Identify and reproduce every line holding the string "minute".

__Dataset rows about figures__
★ ★ ★ ★ ★ ★ ★

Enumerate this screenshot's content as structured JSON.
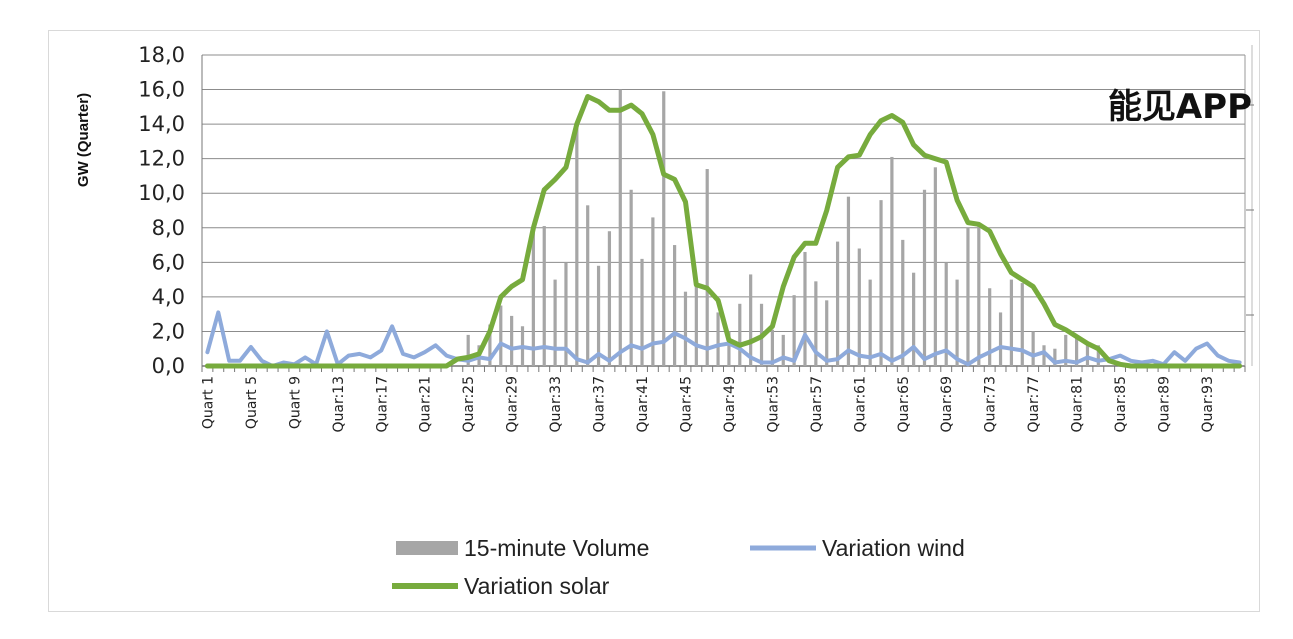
{
  "chart_data": {
    "type": "bar+line",
    "ylabel": "GW (Quarter)",
    "ylim": [
      0,
      18
    ],
    "yticks": [
      "0,0",
      "2,0",
      "4,0",
      "6,0",
      "8,0",
      "10,0",
      "12,0",
      "14,0",
      "16,0",
      "18,0"
    ],
    "grid": "horizontal",
    "legend_position": "bottom",
    "x_tick_labels": [
      "Quart 1",
      "Quart 5",
      "Quart 9",
      "Quar:13",
      "Quar:17",
      "Quar:21",
      "Quar:25",
      "Quar:29",
      "Quar:33",
      "Quar:37",
      "Quar:41",
      "Quar:45",
      "Quar:49",
      "Quar:53",
      "Quar:57",
      "Quar:61",
      "Quar:65",
      "Quar:69",
      "Quar:73",
      "Quar:77",
      "Quar:81",
      "Quar:85",
      "Quar:89",
      "Quar:93"
    ],
    "series": [
      {
        "name": "15-minute Volume",
        "kind": "bar",
        "color": "#a6a6a6",
        "values": [
          0,
          0,
          0,
          0,
          0,
          0,
          0,
          0,
          0,
          0,
          0,
          0,
          0,
          0,
          0,
          0,
          0,
          0,
          0,
          0,
          0,
          0,
          0,
          0,
          1.8,
          1.2,
          2.4,
          3.5,
          2.9,
          2.3,
          7.8,
          8.1,
          5.0,
          6.0,
          14.1,
          9.3,
          5.8,
          7.8,
          16.0,
          10.2,
          6.2,
          8.6,
          15.9,
          7.0,
          4.3,
          5.0,
          11.4,
          3.1,
          2.0,
          3.6,
          5.3,
          3.6,
          2.1,
          1.8,
          4.1,
          6.6,
          4.9,
          3.8,
          7.2,
          9.8,
          6.8,
          5.0,
          9.6,
          12.1,
          7.3,
          5.4,
          10.2,
          11.5,
          6.0,
          5.0,
          8.0,
          8.1,
          4.5,
          3.1,
          5.0,
          4.8,
          2.0,
          1.2,
          1.0,
          1.8,
          1.6,
          1.4,
          1.2,
          0,
          0,
          0,
          0,
          0,
          0,
          0,
          0,
          0,
          0,
          0,
          0,
          0
        ]
      },
      {
        "name": "Variation wind",
        "kind": "line",
        "color": "#8eaadb",
        "values": [
          0.8,
          3.1,
          0.3,
          0.3,
          1.1,
          0.3,
          0,
          0.2,
          0.1,
          0.5,
          0.1,
          2.0,
          0.1,
          0.6,
          0.7,
          0.5,
          0.9,
          2.3,
          0.7,
          0.5,
          0.8,
          1.2,
          0.6,
          0.4,
          0.3,
          0.5,
          0.4,
          1.3,
          1.0,
          1.1,
          1.0,
          1.1,
          1.0,
          1.0,
          0.4,
          0.2,
          0.7,
          0.3,
          0.8,
          1.2,
          1.0,
          1.3,
          1.4,
          1.9,
          1.6,
          1.2,
          1.0,
          1.2,
          1.3,
          1.0,
          0.5,
          0.2,
          0.2,
          0.5,
          0.3,
          1.8,
          0.8,
          0.3,
          0.4,
          0.9,
          0.6,
          0.5,
          0.7,
          0.3,
          0.6,
          1.1,
          0.4,
          0.7,
          0.9,
          0.4,
          0.1,
          0.5,
          0.8,
          1.1,
          1.0,
          0.9,
          0.6,
          0.8,
          0.2,
          0.3,
          0.2,
          0.5,
          0.3,
          0.4,
          0.6,
          0.3,
          0.2,
          0.3,
          0.1,
          0.8,
          0.3,
          1.0,
          1.3,
          0.6,
          0.3,
          0.2
        ]
      },
      {
        "name": "Variation solar",
        "kind": "line",
        "color": "#77ab3d",
        "values": [
          0,
          0,
          0,
          0,
          0,
          0,
          0,
          0,
          0,
          0,
          0,
          0,
          0,
          0,
          0,
          0,
          0,
          0,
          0,
          0,
          0,
          0,
          0,
          0.4,
          0.5,
          0.7,
          2.0,
          4.0,
          4.6,
          5.0,
          8.0,
          10.2,
          10.8,
          11.5,
          14.0,
          15.6,
          15.3,
          14.8,
          14.8,
          15.1,
          14.6,
          13.4,
          11.1,
          10.8,
          9.5,
          4.7,
          4.5,
          3.8,
          1.5,
          1.2,
          1.4,
          1.7,
          2.3,
          4.6,
          6.3,
          7.1,
          7.1,
          9.0,
          11.5,
          12.1,
          12.2,
          13.4,
          14.2,
          14.5,
          14.1,
          12.8,
          12.2,
          12.0,
          11.8,
          9.6,
          8.3,
          8.2,
          7.8,
          6.5,
          5.4,
          5.0,
          4.6,
          3.6,
          2.4,
          2.1,
          1.7,
          1.3,
          1.0,
          0.3,
          0.1,
          0,
          0,
          0,
          0,
          0,
          0,
          0,
          0,
          0,
          0,
          0
        ]
      }
    ],
    "legend": [
      "15-minute Volume",
      "Variation wind",
      "Variation solar"
    ]
  },
  "watermark": "能见APP"
}
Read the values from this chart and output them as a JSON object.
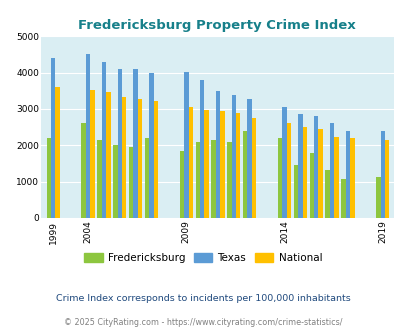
{
  "title": "Fredericksburg Property Crime Index",
  "subtitle": "Crime Index corresponds to incidents per 100,000 inhabitants",
  "footer": "© 2025 CityRating.com - https://www.cityrating.com/crime-statistics/",
  "fredericksburg": [
    2200,
    2600,
    2150,
    2000,
    1950,
    2200,
    1850,
    2100,
    2150,
    2100,
    2400,
    2200,
    1450,
    1780,
    1320,
    1060,
    1130
  ],
  "texas": [
    4400,
    4500,
    4300,
    4100,
    4100,
    4000,
    4020,
    3800,
    3490,
    3380,
    3260,
    3050,
    2850,
    2800,
    2600,
    2390,
    2400
  ],
  "national": [
    3600,
    3510,
    3460,
    3340,
    3260,
    3210,
    3040,
    2960,
    2930,
    2890,
    2760,
    2620,
    2490,
    2460,
    2230,
    2210,
    2140
  ],
  "x_positions": [
    0,
    2.2,
    3.2,
    4.2,
    5.2,
    6.2,
    8.4,
    9.4,
    10.4,
    11.4,
    12.4,
    14.6,
    15.6,
    16.6,
    17.6,
    18.6,
    20.8
  ],
  "tick_positions": [
    0,
    2.2,
    8.4,
    14.6,
    20.8
  ],
  "tick_labels": [
    "1999",
    "2004",
    "2009",
    "2014",
    "2019"
  ],
  "color_fredericksburg": "#8dc63f",
  "color_texas": "#5b9bd5",
  "color_national": "#ffc000",
  "bg_color": "#daeef3",
  "title_color": "#17808a",
  "subtitle_color": "#1f497d",
  "footer_color": "#808080",
  "ylim": [
    0,
    5000
  ],
  "yticks": [
    0,
    1000,
    2000,
    3000,
    4000,
    5000
  ],
  "bar_width": 0.28
}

★ ★ ★ ★ ★ ★ ★

__Output of the exercise__
        "name": "15-minute Volume",
      "15-minute Volume",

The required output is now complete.